* [What is expected]:
In the text about the animal illustrations, explain why the geese don't mind the cliché about sauce for the goose and for the gander.

* [Text segment]:
The mice NEED to be quick-- hopefully springing the trap with a fork will be enough to catapult the cheese into the catcher's mitt! The two mice in the foreground have their tails crossed for luck, though I'm not sure why. The morsel of cheese is small enough that the catcher will make short work of it before anyone else gets a taste-- even the "chef" in the tiny hat.

Mice make another appearance in the sauce chapter, bringing a bit of humor to an old cliché.


The geese don't mind the cliché about sauce for the goose and for the gander as long as it means a procession of mice in still more tiny hats and aprons delivering dishes full of goodies.

A bunny gets in on the act too, using the salad chapter as a backdrop for her performance of my grandpa's favorite mealtime joke.


He always said he wanted "honeymoon salad-- lettuce alone!" Miss Lapin approves of that choice.

The adorable pictures are not confined to cute animals, either. Here are some hot dogs getting ready to get hot and heavy.


I'm not sure whether it's a reminder of how buttoned-up the fifties were that one of the hot dogs in a romance clearly has to be female, or whether this is actually secretly subversive.... They're both hot dogs, after, all, the the "girl" is even flatter than I am (and that is saying something!). Either way, we have dressed-up yet shirtless hot dogs in the throes of romance, so what's not to love?

* [Recorded information]:
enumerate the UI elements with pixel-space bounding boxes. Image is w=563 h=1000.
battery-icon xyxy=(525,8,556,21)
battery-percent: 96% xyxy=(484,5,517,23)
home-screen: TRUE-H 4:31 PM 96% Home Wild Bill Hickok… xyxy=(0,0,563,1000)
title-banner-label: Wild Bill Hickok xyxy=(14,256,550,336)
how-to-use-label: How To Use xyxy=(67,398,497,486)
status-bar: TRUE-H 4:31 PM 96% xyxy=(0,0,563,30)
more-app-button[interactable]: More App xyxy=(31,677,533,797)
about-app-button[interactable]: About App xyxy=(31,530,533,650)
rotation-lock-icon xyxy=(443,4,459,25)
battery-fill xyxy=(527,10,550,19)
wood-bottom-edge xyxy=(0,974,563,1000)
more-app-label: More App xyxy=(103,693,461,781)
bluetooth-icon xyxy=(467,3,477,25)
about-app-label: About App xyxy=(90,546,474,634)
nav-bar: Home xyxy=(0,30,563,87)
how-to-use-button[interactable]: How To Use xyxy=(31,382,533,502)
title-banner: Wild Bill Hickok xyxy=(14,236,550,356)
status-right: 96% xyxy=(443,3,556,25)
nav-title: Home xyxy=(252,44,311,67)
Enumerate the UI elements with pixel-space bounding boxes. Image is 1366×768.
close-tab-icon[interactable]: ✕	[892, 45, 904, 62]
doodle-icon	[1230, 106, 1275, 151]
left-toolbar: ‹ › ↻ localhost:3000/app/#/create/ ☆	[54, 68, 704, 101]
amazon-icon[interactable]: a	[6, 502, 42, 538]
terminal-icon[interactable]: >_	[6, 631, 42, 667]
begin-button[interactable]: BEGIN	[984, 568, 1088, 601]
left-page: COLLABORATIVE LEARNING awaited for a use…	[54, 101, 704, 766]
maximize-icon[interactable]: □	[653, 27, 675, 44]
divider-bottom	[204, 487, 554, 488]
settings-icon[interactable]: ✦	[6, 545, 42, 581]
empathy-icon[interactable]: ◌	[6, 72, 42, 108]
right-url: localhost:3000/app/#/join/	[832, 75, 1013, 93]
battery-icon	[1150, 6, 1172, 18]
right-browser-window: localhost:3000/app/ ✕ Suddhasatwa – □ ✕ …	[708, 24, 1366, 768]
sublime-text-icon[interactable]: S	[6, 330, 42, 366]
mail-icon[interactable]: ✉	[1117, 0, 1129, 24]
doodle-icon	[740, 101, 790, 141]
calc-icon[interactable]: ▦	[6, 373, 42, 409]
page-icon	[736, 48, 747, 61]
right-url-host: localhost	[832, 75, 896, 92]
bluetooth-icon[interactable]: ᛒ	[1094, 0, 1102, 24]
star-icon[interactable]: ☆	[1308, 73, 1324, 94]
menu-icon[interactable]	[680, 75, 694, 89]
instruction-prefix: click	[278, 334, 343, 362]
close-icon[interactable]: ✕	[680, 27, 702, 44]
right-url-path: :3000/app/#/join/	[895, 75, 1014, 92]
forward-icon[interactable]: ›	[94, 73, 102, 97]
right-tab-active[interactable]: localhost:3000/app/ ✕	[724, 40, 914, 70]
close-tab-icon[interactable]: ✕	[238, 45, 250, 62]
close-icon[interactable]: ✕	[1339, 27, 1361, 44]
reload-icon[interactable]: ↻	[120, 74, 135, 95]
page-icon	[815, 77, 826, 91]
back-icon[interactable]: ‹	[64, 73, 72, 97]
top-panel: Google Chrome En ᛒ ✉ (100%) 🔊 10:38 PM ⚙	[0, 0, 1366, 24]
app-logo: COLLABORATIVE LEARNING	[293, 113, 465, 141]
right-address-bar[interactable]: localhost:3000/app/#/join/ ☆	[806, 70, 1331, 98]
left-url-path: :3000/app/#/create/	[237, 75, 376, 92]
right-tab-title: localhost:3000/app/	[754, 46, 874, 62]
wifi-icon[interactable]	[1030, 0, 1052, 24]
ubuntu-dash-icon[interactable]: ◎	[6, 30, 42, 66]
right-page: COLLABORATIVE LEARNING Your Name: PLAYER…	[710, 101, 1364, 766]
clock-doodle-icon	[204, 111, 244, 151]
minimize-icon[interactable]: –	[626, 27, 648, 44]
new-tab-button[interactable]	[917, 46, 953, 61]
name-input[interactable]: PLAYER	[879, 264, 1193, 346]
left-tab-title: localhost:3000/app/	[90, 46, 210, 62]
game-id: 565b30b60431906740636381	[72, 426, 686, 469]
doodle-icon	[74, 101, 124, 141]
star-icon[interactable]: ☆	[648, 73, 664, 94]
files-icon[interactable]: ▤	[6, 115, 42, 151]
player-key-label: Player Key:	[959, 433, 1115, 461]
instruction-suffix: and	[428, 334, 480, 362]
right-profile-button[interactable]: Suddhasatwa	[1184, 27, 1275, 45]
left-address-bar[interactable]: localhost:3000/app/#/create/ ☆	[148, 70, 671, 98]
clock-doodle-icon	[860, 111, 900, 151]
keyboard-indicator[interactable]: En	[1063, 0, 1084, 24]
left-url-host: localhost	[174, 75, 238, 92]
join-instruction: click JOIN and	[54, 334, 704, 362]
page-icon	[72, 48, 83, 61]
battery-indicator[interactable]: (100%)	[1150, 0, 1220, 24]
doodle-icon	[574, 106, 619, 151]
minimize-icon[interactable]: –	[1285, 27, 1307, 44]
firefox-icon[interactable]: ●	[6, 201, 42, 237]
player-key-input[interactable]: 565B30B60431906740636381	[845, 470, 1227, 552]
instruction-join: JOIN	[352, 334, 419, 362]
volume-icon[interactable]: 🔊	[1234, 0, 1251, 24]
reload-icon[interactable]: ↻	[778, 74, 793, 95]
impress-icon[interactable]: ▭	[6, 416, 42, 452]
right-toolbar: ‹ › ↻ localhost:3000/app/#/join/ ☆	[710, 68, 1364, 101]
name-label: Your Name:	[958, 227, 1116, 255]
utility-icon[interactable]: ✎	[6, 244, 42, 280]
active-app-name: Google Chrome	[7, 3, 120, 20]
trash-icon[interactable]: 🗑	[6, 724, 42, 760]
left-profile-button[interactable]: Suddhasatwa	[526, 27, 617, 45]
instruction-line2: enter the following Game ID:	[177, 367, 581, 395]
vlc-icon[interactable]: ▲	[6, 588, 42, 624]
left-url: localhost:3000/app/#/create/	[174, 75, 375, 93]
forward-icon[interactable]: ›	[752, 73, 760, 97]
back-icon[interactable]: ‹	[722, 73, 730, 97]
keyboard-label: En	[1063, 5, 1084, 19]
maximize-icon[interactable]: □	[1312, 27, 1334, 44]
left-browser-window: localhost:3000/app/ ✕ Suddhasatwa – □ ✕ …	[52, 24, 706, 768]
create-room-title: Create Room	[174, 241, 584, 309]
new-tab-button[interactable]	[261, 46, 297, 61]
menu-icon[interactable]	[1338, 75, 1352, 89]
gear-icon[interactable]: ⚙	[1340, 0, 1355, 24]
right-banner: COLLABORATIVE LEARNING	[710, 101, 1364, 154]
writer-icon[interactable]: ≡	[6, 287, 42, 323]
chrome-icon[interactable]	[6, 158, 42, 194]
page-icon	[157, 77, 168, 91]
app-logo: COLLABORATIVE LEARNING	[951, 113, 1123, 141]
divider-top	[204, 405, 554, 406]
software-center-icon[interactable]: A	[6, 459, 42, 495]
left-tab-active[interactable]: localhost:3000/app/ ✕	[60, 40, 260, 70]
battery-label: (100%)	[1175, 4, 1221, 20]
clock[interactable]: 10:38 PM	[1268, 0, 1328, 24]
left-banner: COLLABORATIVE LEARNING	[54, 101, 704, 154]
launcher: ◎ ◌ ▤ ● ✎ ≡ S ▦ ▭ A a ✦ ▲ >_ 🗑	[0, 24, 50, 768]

* [Answer]:
The geese don't mind the cliché as long as it brings a procession of mice in tiny hats and aprons delivering dishes full of goodies.